> _Work instructions_
Gather up every line from the entries below that uses the word "퇴직한다고".

> _Exercise materials_
======

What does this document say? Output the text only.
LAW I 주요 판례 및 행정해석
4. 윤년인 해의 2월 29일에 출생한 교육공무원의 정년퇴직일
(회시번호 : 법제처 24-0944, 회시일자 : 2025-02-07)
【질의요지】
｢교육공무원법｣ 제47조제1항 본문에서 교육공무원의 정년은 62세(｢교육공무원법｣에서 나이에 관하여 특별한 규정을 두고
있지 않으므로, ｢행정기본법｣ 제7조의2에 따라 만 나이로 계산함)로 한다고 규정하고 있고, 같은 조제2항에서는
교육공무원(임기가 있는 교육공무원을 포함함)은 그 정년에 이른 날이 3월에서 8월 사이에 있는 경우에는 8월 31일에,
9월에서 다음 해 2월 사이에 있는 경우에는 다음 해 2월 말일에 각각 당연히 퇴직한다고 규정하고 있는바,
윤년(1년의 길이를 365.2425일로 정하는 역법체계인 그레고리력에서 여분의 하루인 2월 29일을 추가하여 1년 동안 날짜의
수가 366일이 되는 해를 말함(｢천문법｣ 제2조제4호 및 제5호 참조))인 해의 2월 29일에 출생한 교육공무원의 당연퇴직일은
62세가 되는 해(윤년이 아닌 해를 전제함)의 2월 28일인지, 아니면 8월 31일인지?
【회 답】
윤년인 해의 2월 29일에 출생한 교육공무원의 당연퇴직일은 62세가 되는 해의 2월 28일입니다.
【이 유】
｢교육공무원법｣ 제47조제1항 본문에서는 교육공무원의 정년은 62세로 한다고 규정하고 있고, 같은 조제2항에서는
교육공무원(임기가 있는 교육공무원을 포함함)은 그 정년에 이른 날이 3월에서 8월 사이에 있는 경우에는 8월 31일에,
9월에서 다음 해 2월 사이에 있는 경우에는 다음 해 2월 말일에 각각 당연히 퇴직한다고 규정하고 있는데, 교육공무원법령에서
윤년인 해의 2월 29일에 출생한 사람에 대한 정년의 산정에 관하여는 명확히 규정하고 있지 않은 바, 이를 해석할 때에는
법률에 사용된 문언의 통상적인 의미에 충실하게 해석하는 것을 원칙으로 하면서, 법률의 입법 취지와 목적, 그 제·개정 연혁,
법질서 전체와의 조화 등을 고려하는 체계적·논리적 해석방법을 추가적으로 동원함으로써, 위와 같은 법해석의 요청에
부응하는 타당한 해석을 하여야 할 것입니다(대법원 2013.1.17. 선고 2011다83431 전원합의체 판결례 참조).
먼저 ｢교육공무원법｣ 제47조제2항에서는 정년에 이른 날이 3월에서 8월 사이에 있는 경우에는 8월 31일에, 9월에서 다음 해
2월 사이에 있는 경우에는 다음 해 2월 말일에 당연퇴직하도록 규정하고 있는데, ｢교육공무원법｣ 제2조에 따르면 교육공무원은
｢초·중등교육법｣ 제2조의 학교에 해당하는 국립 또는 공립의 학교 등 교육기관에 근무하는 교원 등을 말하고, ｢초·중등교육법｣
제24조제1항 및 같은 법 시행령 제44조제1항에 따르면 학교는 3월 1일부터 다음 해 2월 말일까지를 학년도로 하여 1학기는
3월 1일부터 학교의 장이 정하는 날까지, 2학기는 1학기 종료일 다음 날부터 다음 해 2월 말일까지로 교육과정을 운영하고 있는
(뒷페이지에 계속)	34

======

> _Answer to this problem_
9월에서 다음 해 2월 사이에 있는 경우에는 다음 해 2월 말일에 각각 당연히 퇴직한다고 규정하고 있는바,
9월에서 다음 해 2월 사이에 있는 경우에는 다음 해 2월 말일에 각각 당연히 퇴직한다고 규정하고 있는데, 교육공무원법령에서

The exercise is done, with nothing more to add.